WHAT IS NEEDED - Give every entry again, unchanged, and leave its images out.

RECORDS FOR THE EXERCISE -
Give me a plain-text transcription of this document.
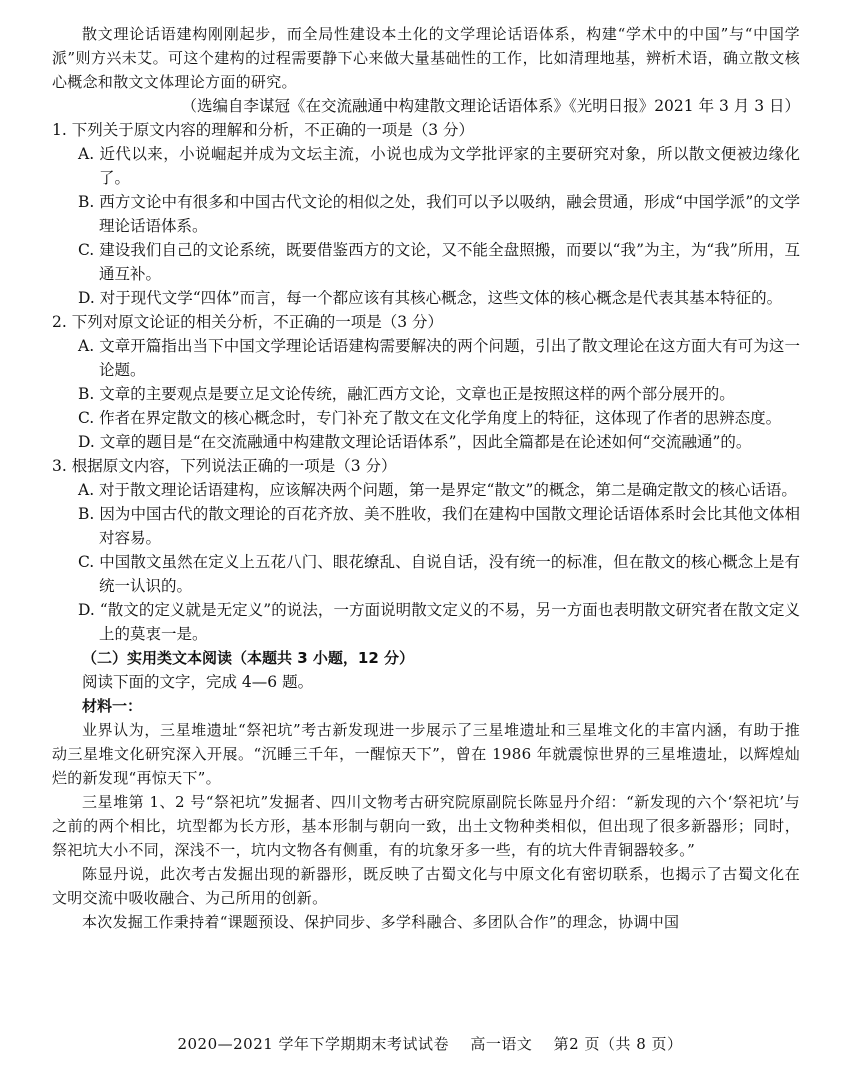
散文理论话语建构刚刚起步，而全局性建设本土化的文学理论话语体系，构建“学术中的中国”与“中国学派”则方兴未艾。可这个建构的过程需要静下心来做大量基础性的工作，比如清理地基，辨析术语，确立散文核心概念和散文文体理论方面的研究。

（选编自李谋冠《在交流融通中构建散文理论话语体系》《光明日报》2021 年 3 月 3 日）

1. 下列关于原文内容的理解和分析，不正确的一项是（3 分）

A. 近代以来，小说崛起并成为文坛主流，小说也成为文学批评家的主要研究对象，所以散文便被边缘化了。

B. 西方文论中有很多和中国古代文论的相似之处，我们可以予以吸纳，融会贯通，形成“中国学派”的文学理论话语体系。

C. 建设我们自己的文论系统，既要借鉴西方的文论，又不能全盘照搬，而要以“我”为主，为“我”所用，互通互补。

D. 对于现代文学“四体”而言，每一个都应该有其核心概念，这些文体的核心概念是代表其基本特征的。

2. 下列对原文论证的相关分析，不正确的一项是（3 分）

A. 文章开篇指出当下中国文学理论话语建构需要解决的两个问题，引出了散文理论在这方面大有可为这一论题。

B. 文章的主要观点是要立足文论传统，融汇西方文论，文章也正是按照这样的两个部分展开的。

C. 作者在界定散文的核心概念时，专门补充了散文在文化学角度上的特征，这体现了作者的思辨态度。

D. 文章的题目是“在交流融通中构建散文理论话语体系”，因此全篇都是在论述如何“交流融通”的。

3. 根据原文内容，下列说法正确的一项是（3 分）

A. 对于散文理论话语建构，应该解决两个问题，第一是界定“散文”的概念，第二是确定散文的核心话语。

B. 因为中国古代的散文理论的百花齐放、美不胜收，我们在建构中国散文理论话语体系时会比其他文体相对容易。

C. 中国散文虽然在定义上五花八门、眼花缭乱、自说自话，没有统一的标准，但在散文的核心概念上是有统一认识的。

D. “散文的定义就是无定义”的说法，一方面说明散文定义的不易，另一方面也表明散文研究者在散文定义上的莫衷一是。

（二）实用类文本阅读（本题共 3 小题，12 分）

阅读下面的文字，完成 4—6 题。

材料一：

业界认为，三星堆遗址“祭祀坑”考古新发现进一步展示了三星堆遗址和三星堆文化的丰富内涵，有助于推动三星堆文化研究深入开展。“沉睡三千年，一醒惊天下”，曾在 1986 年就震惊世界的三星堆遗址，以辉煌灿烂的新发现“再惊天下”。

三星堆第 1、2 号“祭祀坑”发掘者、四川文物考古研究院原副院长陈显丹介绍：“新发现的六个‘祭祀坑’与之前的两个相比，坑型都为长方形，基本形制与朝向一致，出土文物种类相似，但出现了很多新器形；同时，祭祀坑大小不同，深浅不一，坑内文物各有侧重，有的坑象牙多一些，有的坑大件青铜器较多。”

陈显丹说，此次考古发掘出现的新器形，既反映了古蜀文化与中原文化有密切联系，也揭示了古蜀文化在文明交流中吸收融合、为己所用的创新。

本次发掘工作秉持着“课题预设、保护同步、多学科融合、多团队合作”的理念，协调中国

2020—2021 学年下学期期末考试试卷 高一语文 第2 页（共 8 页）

OUTPUT OF THE TASK -
Give me a plain-text transcription of this document.
散文理论话语建构刚刚起步，而全局性建设本土化的文学理论话语体系，构建“学术中的中国”与“中国学派”则方兴未艾。可这个建构的过程需要静下心来做大量基础性的工作，比如清理地基，辨析术语，确立散文核心概念和散文文体理论方面的研究。

（选编自李谋冠《在交流融通中构建散文理论话语体系》《光明日报》2021 年 3 月 3 日）

1. 下列关于原文内容的理解和分析，不正确的一项是（3 分）

A. 近代以来，小说崛起并成为文坛主流，小说也成为文学批评家的主要研究对象，所以散文便被边缘化了。

B. 西方文论中有很多和中国古代文论的相似之处，我们可以予以吸纳，融会贯通，形成“中国学派”的文学理论话语体系。

C. 建设我们自己的文论系统，既要借鉴西方的文论，又不能全盘照搬，而要以“我”为主，为“我”所用，互通互补。

D. 对于现代文学“四体”而言，每一个都应该有其核心概念，这些文体的核心概念是代表其基本特征的。

2. 下列对原文论证的相关分析，不正确的一项是（3 分）

A. 文章开篇指出当下中国文学理论话语建构需要解决的两个问题，引出了散文理论在这方面大有可为这一论题。

B. 文章的主要观点是要立足文论传统，融汇西方文论，文章也正是按照这样的两个部分展开的。

C. 作者在界定散文的核心概念时，专门补充了散文在文化学角度上的特征，这体现了作者的思辨态度。

D. 文章的题目是“在交流融通中构建散文理论话语体系”，因此全篇都是在论述如何“交流融通”的。

3. 根据原文内容，下列说法正确的一项是（3 分）

A. 对于散文理论话语建构，应该解决两个问题，第一是界定“散文”的概念，第二是确定散文的核心话语。

B. 因为中国古代的散文理论的百花齐放、美不胜收，我们在建构中国散文理论话语体系时会比其他文体相对容易。

C. 中国散文虽然在定义上五花八门、眼花缭乱、自说自话，没有统一的标准，但在散文的核心概念上是有统一认识的。

D. “散文的定义就是无定义”的说法，一方面说明散文定义的不易，另一方面也表明散文研究者在散文定义上的莫衷一是。

（二）实用类文本阅读（本题共 3 小题，12 分）

阅读下面的文字，完成 4—6 题。

材料一：

业界认为，三星堆遗址“祭祀坑”考古新发现进一步展示了三星堆遗址和三星堆文化的丰富内涵，有助于推动三星堆文化研究深入开展。“沉睡三千年，一醒惊天下”，曾在 1986 年就震惊世界的三星堆遗址，以辉煌灿烂的新发现“再惊天下”。

三星堆第 1、2 号“祭祀坑”发掘者、四川文物考古研究院原副院长陈显丹介绍：“新发现的六个‘祭祀坑’与之前的两个相比，坑型都为长方形，基本形制与朝向一致，出土文物种类相似，但出现了很多新器形；同时，祭祀坑大小不同，深浅不一，坑内文物各有侧重，有的坑象牙多一些，有的坑大件青铜器较多。”

陈显丹说，此次考古发掘出现的新器形，既反映了古蜀文化与中原文化有密切联系，也揭示了古蜀文化在文明交流中吸收融合、为己所用的创新。

本次发掘工作秉持着“课题预设、保护同步、多学科融合、多团队合作”的理念，协调中国

2020—2021 学年下学期期末考试试卷 高一语文 第2 页（共 8 页）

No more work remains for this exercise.